THE TASK: For the entries that follow, state how many lines include the word "Frequency", giving the number and nothing else.

RECORDS SHOWN:
________________

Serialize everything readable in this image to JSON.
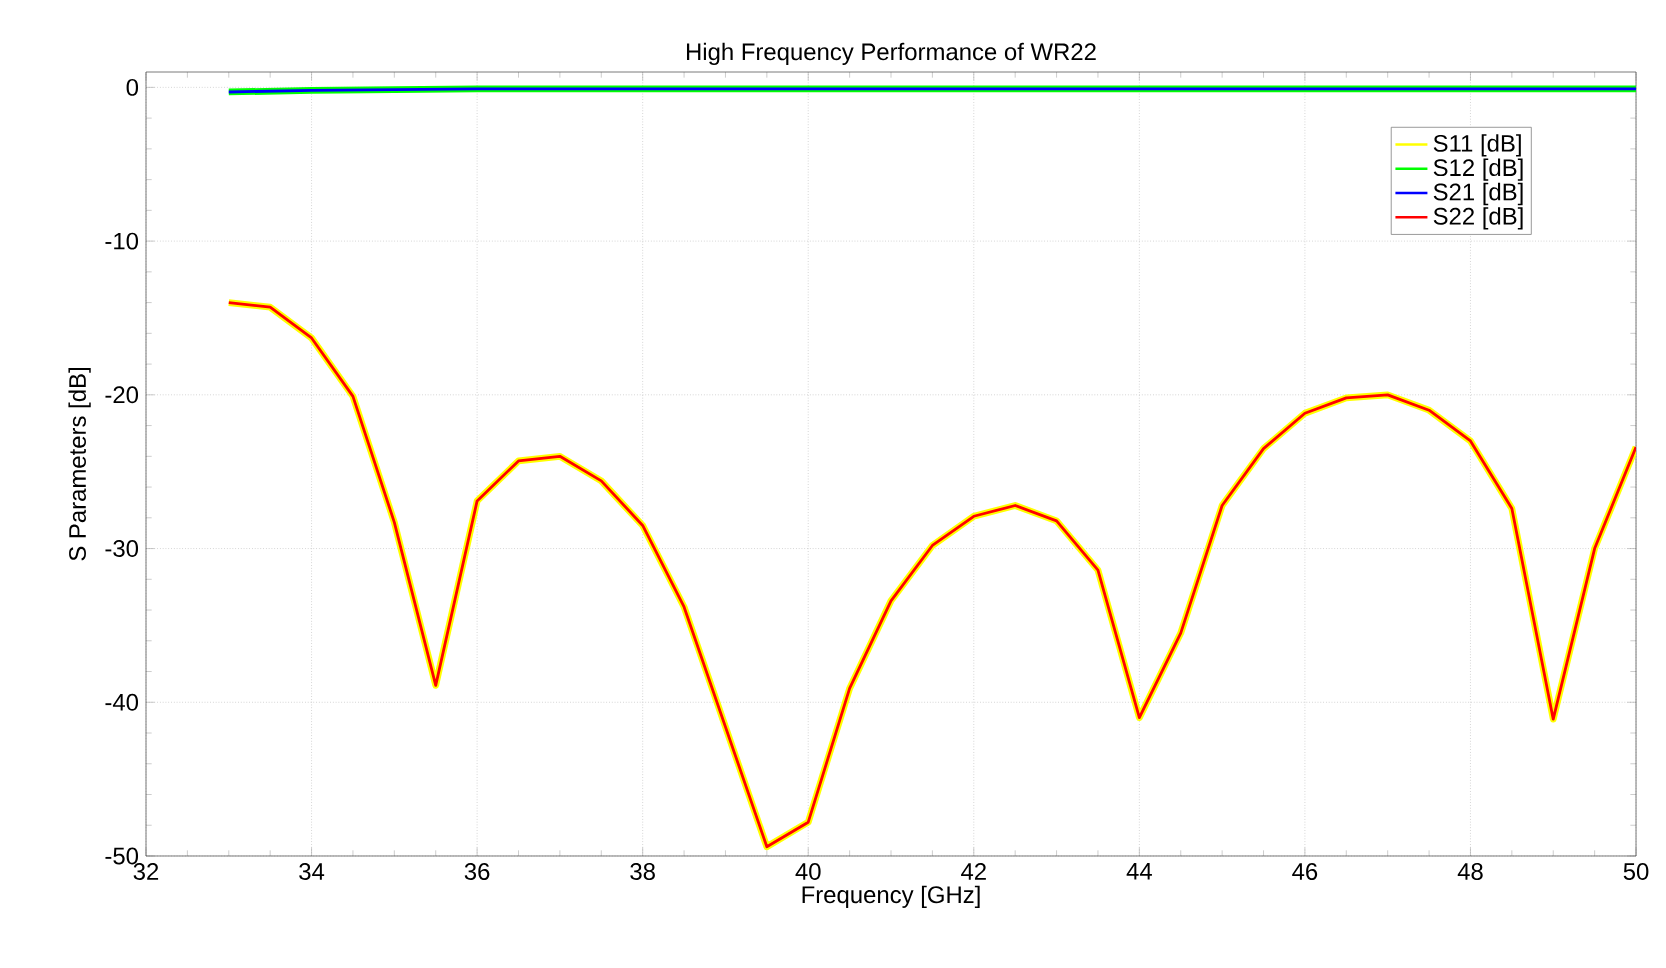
{
  "chart_data": {
    "type": "line",
    "title": "High Frequency Performance of WR22",
    "xlabel": "Frequency [GHz]",
    "ylabel": "S Parameters [dB]",
    "xlim": [
      32,
      50
    ],
    "ylim": [
      -50,
      1
    ],
    "xticks": [
      32,
      34,
      36,
      38,
      40,
      42,
      44,
      46,
      48,
      50
    ],
    "yticks": [
      -50,
      -40,
      -30,
      -20,
      -10,
      0
    ],
    "grid": true,
    "legend": "top right",
    "marker": "none",
    "line_style": "solid",
    "series": [
      {
        "name": "S11 [dB]",
        "color": "#ffff00",
        "x": [
          33,
          33.5,
          34,
          34.5,
          35,
          35.5,
          36,
          36.5,
          37,
          37.5,
          38,
          38.5,
          39,
          39.5,
          40,
          40.5,
          41,
          41.5,
          42,
          42.5,
          43,
          43.5,
          44,
          44.5,
          45,
          45.5,
          46,
          46.5,
          47,
          47.5,
          48,
          48.5,
          49,
          49.5,
          50
        ],
        "values": [
          -14.0,
          -14.3,
          -16.3,
          -20.1,
          -28.3,
          -38.9,
          -26.9,
          -24.3,
          -24.0,
          -25.6,
          -28.5,
          -33.8,
          -41.6,
          -49.4,
          -47.8,
          -39.1,
          -33.4,
          -29.8,
          -27.9,
          -27.2,
          -28.2,
          -31.4,
          -41.0,
          -35.5,
          -27.2,
          -23.5,
          -21.2,
          -20.2,
          -20.0,
          -21.0,
          -23.0,
          -27.4,
          -41.1,
          -30.0,
          -23.4
        ]
      },
      {
        "name": "S12 [dB]",
        "color": "#00ff00",
        "x": [
          33,
          34,
          36,
          38,
          42,
          46,
          50
        ],
        "values": [
          -0.3,
          -0.2,
          -0.1,
          -0.1,
          -0.1,
          -0.1,
          -0.1
        ]
      },
      {
        "name": "S21 [dB]",
        "color": "#0000ff",
        "x": [
          33,
          34,
          36,
          38,
          42,
          46,
          50
        ],
        "values": [
          -0.3,
          -0.2,
          -0.1,
          -0.1,
          -0.1,
          -0.1,
          -0.1
        ]
      },
      {
        "name": "S22 [dB]",
        "color": "#ff0000",
        "x": [
          33,
          33.5,
          34,
          34.5,
          35,
          35.5,
          36,
          36.5,
          37,
          37.5,
          38,
          38.5,
          39,
          39.5,
          40,
          40.5,
          41,
          41.5,
          42,
          42.5,
          43,
          43.5,
          44,
          44.5,
          45,
          45.5,
          46,
          46.5,
          47,
          47.5,
          48,
          48.5,
          49,
          49.5,
          50
        ],
        "values": [
          -14.0,
          -14.3,
          -16.3,
          -20.1,
          -28.3,
          -38.9,
          -26.9,
          -24.3,
          -24.0,
          -25.6,
          -28.5,
          -33.8,
          -41.6,
          -49.4,
          -47.8,
          -39.1,
          -33.4,
          -29.8,
          -27.9,
          -27.2,
          -28.2,
          -31.4,
          -41.0,
          -35.5,
          -27.2,
          -23.5,
          -21.2,
          -20.2,
          -20.0,
          -21.0,
          -23.0,
          -27.4,
          -41.1,
          -30.0,
          -23.4
        ]
      }
    ]
  }
}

________________

ANSWER FOR THIS EXERCISE: 2